DinoDig is an educational fossil map. It plots dinosaur and other tetrapod occurrences from the Paleobiology Database in space and time, so you can explore where fossils have been found and what we know about them.

Two modes, one site

DinoDig has two modes that share a single domain and the same set of URLs. Discover is the warm, exploratory view — plain-language summaries, bold colors, and a gentle path through the map for anyone who just wants to find fossils and follow their curiosity. Study uses the same data and the same maps, with full taxonomy, dense explanations, and citations. Switch between them at any time; every link is the same on either side.

Use the mode pill in the header to switch. Reading the map for a guide to what the dots, halos, and time picker mean.

Where the data comes from

  • Fossil occurrences: Paleobiology Database (PBDB). Re-pulled monthly.
  • Species summaries: Wikipedia, cached and attributed per article.
  • Species and site imagery: Wikimedia Commons, cached with author, license, and source link on every image.

DinoDig adds map tiling, time filtering, faceted search, and curated formation, period, and country pages on top of those sources. We do not modify the underlying records — anything that looks wrong upstream is best fixed at the upstream source.

Accessibility

DinoDig targets WCAG 2.1 AA. The map is fully usable from the keyboard, and every fossil in the visible map area is also available as a screen-reader-friendly list. Period colors are validated against deuteranopia and protanopia simulation, and the period name is always shown next to the swatch.

If you find an accessibility issue, the report-content link on any species page is the fastest way to flag it.

What we don't do

DinoDig has no accounts, no cookies beyond what is needed for the site to function, and no third-party analytics. Your favorites are stored only in your browser's local storage. Neither mode asks for personal information.

:: Work to be completed ::
According to the DinoDig overview above, how often are fossil occurrences re-pulled from the Paleobiology Database?

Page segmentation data
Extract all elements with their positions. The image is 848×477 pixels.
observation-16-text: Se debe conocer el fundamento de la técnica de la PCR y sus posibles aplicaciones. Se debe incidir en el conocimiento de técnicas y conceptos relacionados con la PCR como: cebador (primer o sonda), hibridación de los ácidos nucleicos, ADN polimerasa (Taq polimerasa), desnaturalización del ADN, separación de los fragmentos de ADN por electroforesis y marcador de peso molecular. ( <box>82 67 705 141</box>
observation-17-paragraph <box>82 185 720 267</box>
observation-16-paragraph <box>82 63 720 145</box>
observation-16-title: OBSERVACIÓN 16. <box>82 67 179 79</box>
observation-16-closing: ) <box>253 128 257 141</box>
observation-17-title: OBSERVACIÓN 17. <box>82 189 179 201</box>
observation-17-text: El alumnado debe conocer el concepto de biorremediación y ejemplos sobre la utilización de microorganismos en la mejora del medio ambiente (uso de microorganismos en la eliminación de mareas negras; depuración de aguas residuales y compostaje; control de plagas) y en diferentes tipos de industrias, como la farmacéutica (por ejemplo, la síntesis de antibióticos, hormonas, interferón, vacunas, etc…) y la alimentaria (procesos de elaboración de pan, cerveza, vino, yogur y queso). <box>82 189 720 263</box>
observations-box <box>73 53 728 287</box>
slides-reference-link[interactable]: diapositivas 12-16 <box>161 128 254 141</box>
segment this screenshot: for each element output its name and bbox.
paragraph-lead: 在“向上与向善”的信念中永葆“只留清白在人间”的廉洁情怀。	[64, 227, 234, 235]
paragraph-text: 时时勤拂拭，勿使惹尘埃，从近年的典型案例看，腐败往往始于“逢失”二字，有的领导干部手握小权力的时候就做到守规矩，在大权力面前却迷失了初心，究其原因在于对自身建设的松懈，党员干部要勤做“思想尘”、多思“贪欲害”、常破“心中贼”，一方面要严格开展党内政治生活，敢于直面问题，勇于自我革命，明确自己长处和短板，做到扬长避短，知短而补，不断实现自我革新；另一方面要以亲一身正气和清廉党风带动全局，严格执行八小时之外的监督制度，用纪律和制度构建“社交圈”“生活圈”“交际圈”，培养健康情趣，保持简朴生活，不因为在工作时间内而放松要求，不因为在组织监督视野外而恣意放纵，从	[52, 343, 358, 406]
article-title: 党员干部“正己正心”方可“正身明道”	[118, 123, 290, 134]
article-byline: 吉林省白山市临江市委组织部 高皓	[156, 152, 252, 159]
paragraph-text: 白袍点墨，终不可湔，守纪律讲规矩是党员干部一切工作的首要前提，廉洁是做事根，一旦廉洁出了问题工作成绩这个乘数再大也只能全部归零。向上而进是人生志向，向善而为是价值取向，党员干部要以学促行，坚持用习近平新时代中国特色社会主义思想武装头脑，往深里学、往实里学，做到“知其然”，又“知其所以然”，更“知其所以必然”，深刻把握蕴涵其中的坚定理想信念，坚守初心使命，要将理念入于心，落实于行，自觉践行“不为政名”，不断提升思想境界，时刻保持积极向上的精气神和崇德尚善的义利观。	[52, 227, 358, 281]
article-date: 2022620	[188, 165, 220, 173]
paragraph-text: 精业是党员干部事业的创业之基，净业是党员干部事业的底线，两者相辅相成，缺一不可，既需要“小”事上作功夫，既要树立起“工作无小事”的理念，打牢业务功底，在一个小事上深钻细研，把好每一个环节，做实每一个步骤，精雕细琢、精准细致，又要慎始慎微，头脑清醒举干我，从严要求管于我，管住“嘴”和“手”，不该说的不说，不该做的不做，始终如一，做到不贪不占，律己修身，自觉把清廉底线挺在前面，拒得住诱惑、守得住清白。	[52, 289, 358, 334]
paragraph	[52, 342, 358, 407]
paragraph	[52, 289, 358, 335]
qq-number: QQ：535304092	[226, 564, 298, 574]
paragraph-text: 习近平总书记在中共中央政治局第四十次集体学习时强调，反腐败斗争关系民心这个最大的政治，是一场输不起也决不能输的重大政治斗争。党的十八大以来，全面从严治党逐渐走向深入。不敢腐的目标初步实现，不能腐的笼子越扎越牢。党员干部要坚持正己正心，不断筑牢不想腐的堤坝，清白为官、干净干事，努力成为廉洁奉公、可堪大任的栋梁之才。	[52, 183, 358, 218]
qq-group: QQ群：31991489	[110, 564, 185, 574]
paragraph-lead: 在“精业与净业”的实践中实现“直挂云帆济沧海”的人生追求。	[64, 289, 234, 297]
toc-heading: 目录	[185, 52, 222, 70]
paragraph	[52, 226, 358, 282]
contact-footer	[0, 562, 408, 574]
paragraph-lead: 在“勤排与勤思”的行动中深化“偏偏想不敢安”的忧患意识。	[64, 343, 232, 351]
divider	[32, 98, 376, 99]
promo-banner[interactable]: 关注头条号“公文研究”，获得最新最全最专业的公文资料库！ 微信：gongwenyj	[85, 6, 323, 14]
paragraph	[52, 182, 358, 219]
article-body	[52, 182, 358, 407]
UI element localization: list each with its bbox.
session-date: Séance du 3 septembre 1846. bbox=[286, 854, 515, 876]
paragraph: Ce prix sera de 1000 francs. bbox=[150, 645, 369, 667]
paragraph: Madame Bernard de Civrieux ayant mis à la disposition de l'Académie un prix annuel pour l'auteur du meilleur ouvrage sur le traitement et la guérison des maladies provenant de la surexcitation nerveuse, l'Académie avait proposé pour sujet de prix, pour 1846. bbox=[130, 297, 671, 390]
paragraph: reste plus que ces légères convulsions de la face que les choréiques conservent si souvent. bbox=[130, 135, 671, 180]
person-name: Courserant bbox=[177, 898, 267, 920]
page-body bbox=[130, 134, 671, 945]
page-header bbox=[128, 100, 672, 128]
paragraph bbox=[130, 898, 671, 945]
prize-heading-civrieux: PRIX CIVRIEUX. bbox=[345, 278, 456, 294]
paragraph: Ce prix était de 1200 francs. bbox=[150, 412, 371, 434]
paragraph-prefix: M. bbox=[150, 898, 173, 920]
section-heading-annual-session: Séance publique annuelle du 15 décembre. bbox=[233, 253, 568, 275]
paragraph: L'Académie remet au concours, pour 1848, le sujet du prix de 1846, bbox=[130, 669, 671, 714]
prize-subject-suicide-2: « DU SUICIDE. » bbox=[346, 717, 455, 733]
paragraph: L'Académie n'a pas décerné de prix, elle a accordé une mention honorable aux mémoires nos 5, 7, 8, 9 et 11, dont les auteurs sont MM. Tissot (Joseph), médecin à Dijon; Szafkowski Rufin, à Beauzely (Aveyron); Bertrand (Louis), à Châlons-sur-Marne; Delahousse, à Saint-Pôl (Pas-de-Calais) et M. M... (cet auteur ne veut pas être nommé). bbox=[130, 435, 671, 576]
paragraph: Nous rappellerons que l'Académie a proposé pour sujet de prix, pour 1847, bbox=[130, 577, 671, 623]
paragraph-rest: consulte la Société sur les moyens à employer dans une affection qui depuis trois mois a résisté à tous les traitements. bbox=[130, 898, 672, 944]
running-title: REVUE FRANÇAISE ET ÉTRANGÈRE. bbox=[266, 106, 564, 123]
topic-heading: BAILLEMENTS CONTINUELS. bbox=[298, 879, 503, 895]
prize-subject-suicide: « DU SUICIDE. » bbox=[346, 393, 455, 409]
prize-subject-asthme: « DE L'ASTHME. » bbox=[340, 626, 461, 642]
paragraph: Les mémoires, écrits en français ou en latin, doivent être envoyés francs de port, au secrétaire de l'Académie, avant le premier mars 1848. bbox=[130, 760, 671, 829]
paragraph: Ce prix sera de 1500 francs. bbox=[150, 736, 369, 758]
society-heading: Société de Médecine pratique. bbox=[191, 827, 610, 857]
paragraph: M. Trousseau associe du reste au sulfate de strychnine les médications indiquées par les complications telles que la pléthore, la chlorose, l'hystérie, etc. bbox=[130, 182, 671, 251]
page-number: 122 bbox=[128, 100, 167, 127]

:: Worked solution ::
Monthly.